▸ **What the exercise asks**
What follows is a set of entries. Repeat them exactly, but not their pictures.

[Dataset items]
● ● ● ● ● ● ●

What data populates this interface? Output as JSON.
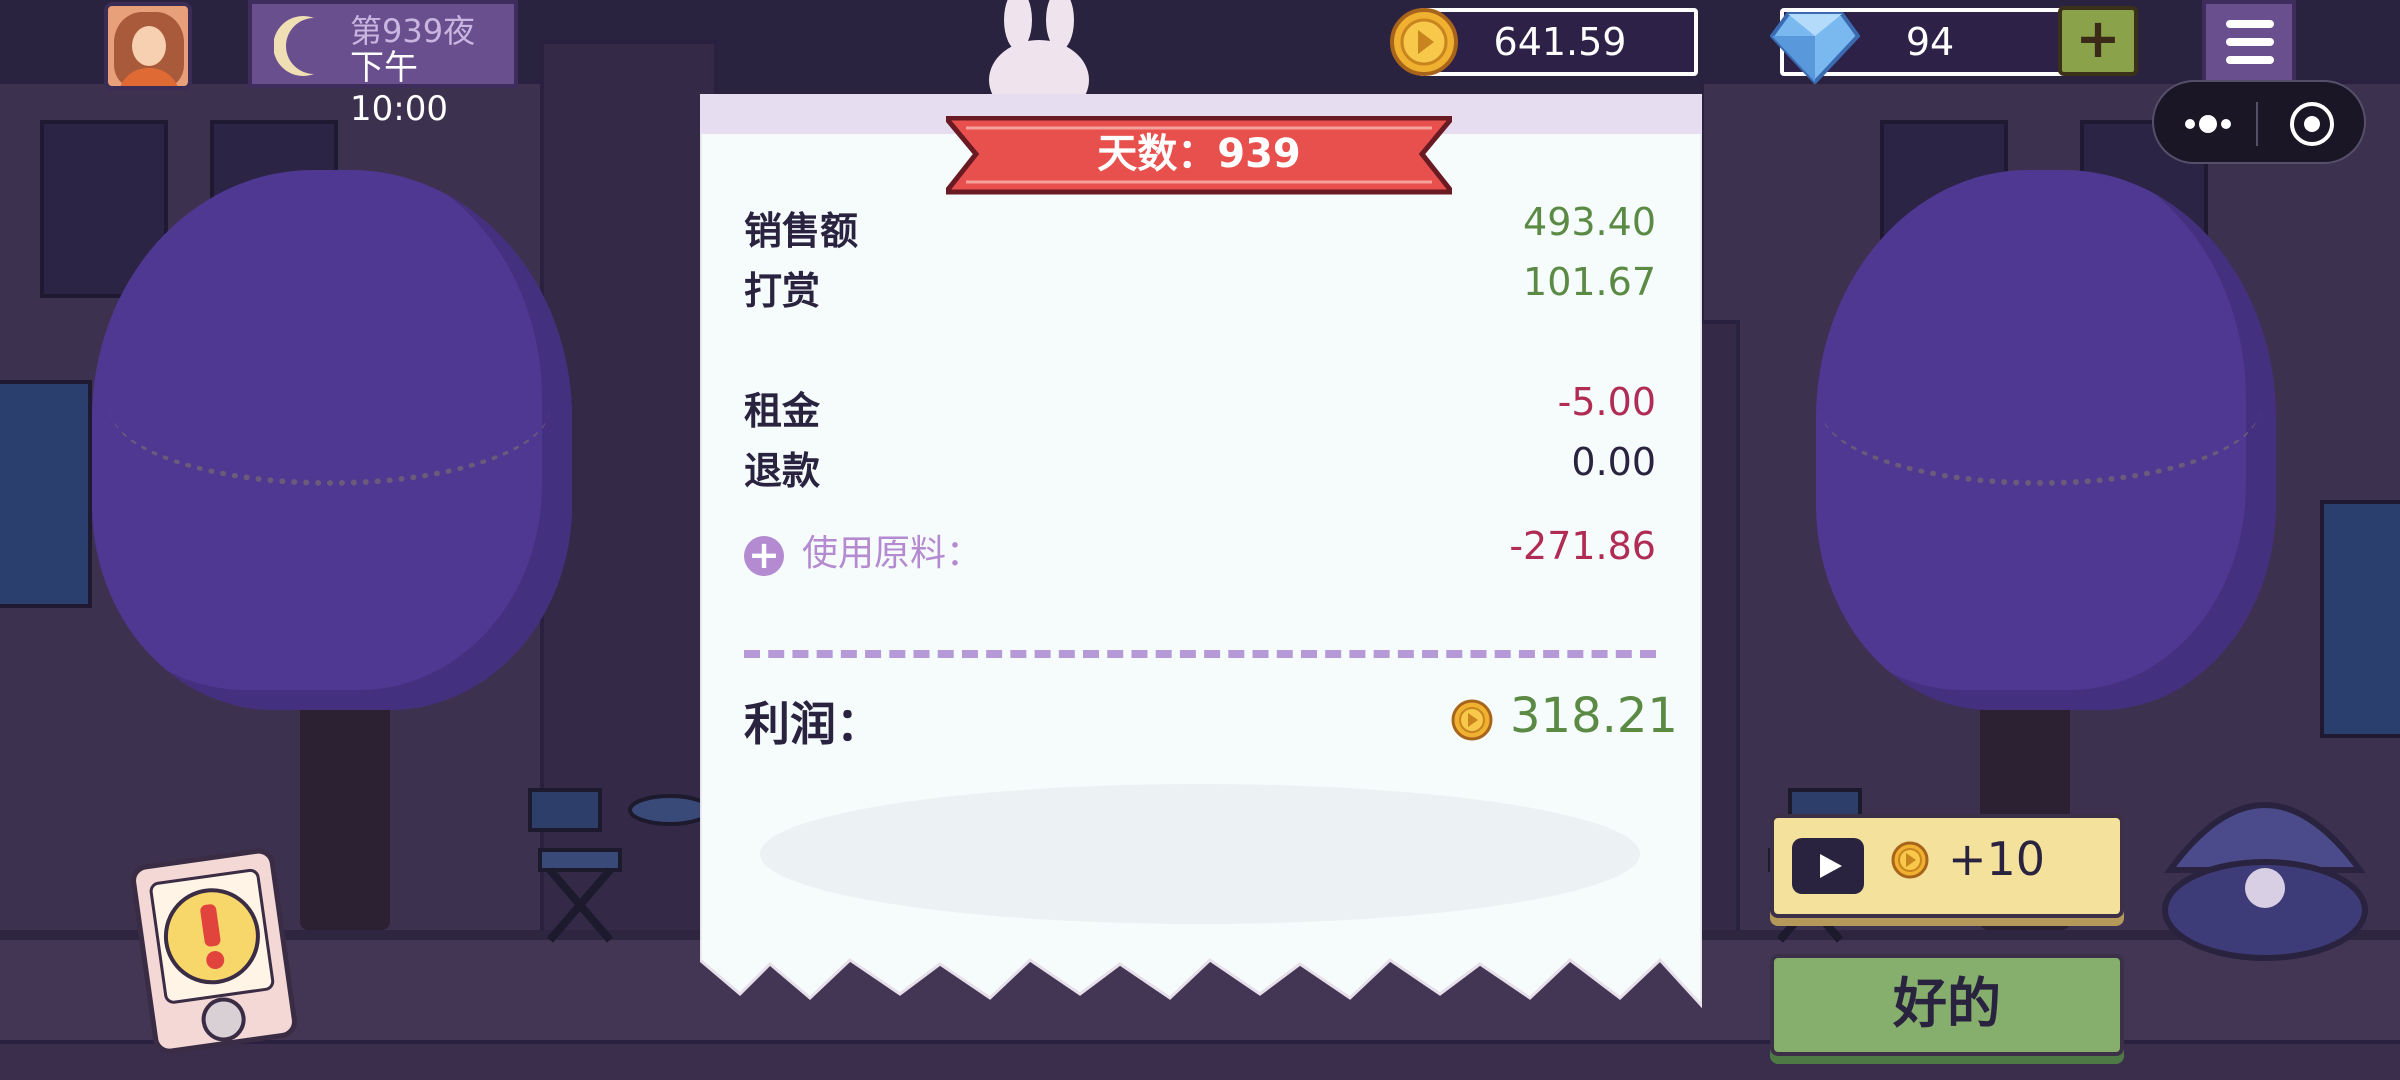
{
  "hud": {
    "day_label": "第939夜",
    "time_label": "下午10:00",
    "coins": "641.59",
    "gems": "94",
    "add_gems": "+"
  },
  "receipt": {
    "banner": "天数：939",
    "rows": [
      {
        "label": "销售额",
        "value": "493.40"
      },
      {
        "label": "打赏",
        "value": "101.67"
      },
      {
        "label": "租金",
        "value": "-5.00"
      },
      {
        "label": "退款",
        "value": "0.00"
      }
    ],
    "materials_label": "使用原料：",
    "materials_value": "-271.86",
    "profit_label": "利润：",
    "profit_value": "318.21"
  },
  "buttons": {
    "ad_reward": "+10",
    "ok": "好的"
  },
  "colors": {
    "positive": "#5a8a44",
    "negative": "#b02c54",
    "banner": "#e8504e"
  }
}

● ● ● ● ● ● ●

▸ **Solution to this exercise**
What data populates this interface? Output as JSON.
{
  "hud": {
    "day_label": "第939夜",
    "time_label": "下午10:00",
    "coins": "641.59",
    "gems": "94",
    "add_gems": "+"
  },
  "receipt": {
    "banner": "天数：939",
    "rows": [
      {
        "label": "销售额",
        "value": "493.40"
      },
      {
        "label": "打赏",
        "value": "101.67"
      },
      {
        "label": "租金",
        "value": "-5.00"
      },
      {
        "label": "退款",
        "value": "0.00"
      }
    ],
    "materials_label": "使用原料：",
    "materials_value": "-271.86",
    "profit_label": "利润：",
    "profit_value": "318.21"
  },
  "buttons": {
    "ad_reward": "+10",
    "ok": "好的"
  },
  "colors": {
    "positive": "#5a8a44",
    "negative": "#b02c54",
    "banner": "#e8504e"
  }
}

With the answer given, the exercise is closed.